→ **What to produce**
Print the records below word for word, keeping every line as it appears.

Start of Dataset entries

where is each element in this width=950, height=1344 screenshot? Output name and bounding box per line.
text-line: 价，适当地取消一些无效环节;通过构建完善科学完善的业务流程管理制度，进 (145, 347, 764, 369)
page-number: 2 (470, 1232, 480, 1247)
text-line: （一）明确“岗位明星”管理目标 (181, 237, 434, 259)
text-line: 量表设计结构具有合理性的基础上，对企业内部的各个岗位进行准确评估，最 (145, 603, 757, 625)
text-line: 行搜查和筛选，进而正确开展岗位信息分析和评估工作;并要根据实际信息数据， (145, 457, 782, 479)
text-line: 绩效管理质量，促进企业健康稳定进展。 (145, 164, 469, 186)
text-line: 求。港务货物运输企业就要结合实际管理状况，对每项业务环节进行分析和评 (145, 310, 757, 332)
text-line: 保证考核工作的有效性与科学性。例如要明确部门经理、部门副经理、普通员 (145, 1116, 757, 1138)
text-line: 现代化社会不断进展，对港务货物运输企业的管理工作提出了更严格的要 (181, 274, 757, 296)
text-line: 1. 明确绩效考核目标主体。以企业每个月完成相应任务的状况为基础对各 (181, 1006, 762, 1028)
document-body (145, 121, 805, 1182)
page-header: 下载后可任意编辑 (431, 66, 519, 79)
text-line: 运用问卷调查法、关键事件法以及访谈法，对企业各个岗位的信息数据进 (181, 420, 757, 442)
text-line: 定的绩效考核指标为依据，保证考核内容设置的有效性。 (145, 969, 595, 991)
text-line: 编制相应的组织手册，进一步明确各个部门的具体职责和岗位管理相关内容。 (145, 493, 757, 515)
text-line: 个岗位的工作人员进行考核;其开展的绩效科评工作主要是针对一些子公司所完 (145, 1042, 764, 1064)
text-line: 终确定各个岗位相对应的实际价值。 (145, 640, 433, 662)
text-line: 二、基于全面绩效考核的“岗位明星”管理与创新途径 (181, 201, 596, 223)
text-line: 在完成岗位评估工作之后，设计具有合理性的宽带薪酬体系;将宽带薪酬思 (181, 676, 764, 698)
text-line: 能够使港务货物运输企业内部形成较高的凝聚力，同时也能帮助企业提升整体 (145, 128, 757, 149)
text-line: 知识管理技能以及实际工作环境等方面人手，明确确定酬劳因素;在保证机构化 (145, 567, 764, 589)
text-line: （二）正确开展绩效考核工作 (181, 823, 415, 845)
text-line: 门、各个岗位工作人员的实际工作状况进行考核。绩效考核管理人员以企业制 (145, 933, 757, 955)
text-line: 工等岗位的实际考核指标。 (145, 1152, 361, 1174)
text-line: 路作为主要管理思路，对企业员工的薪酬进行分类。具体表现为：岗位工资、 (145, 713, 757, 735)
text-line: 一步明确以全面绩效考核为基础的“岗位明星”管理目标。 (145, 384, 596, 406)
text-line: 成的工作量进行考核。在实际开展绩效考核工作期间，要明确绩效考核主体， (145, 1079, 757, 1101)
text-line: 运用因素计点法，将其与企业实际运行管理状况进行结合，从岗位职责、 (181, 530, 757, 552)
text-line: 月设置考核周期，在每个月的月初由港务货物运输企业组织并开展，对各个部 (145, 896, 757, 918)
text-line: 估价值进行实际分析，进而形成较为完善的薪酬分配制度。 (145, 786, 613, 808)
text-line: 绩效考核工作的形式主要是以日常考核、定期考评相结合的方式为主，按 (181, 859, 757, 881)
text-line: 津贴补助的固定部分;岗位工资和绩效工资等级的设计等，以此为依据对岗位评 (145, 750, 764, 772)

End of Dataset entries

→ **Exercise result**
where is each element in this width=950, height=1344 screenshot? Output name and bounding box per line.
text-line: 价，适当地取消一些无效环节;通过构建完善科学完善的业务流程管理制度，进 (145, 347, 764, 369)
page-number: 2 (470, 1232, 480, 1247)
text-line: （一）明确“岗位明星”管理目标 (181, 237, 434, 259)
text-line: 量表设计结构具有合理性的基础上，对企业内部的各个岗位进行准确评估，最 (145, 603, 757, 625)
text-line: 行搜查和筛选，进而正确开展岗位信息分析和评估工作;并要根据实际信息数据， (145, 457, 782, 479)
text-line: 绩效管理质量，促进企业健康稳定进展。 (145, 164, 469, 186)
text-line: 求。港务货物运输企业就要结合实际管理状况，对每项业务环节进行分析和评 (145, 310, 757, 332)
text-line: 保证考核工作的有效性与科学性。例如要明确部门经理、部门副经理、普通员 (145, 1116, 757, 1138)
text-line: 现代化社会不断进展，对港务货物运输企业的管理工作提出了更严格的要 (181, 274, 757, 296)
text-line: 1. 明确绩效考核目标主体。以企业每个月完成相应任务的状况为基础对各 (181, 1006, 762, 1028)
document-body (145, 121, 805, 1182)
page-header: 下载后可任意编辑 (431, 66, 519, 79)
text-line: 运用问卷调查法、关键事件法以及访谈法，对企业各个岗位的信息数据进 (181, 420, 757, 442)
text-line: 定的绩效考核指标为依据，保证考核内容设置的有效性。 (145, 969, 595, 991)
text-line: 编制相应的组织手册，进一步明确各个部门的具体职责和岗位管理相关内容。 (145, 493, 757, 515)
text-line: 个岗位的工作人员进行考核;其开展的绩效科评工作主要是针对一些子公司所完 (145, 1042, 764, 1064)
text-line: 终确定各个岗位相对应的实际价值。 (145, 640, 433, 662)
text-line: 二、基于全面绩效考核的“岗位明星”管理与创新途径 (181, 201, 596, 223)
text-line: 在完成岗位评估工作之后，设计具有合理性的宽带薪酬体系;将宽带薪酬思 (181, 676, 764, 698)
text-line: 能够使港务货物运输企业内部形成较高的凝聚力，同时也能帮助企业提升整体 (145, 128, 757, 149)
text-line: 知识管理技能以及实际工作环境等方面人手，明确确定酬劳因素;在保证机构化 (145, 567, 764, 589)
text-line: （二）正确开展绩效考核工作 (181, 823, 415, 845)
text-line: 门、各个岗位工作人员的实际工作状况进行考核。绩效考核管理人员以企业制 (145, 933, 757, 955)
text-line: 工等岗位的实际考核指标。 (145, 1152, 361, 1174)
text-line: 路作为主要管理思路，对企业员工的薪酬进行分类。具体表现为：岗位工资、 (145, 713, 757, 735)
text-line: 一步明确以全面绩效考核为基础的“岗位明星”管理目标。 (145, 384, 596, 406)
text-line: 成的工作量进行考核。在实际开展绩效考核工作期间，要明确绩效考核主体， (145, 1079, 757, 1101)
text-line: 运用因素计点法，将其与企业实际运行管理状况进行结合，从岗位职责、 (181, 530, 757, 552)
text-line: 月设置考核周期，在每个月的月初由港务货物运输企业组织并开展，对各个部 (145, 896, 757, 918)
text-line: 估价值进行实际分析，进而形成较为完善的薪酬分配制度。 (145, 786, 613, 808)
text-line: 绩效考核工作的形式主要是以日常考核、定期考评相结合的方式为主，按 (181, 859, 757, 881)
text-line: 津贴补助的固定部分;岗位工资和绩效工资等级的设计等，以此为依据对岗位评 (145, 750, 764, 772)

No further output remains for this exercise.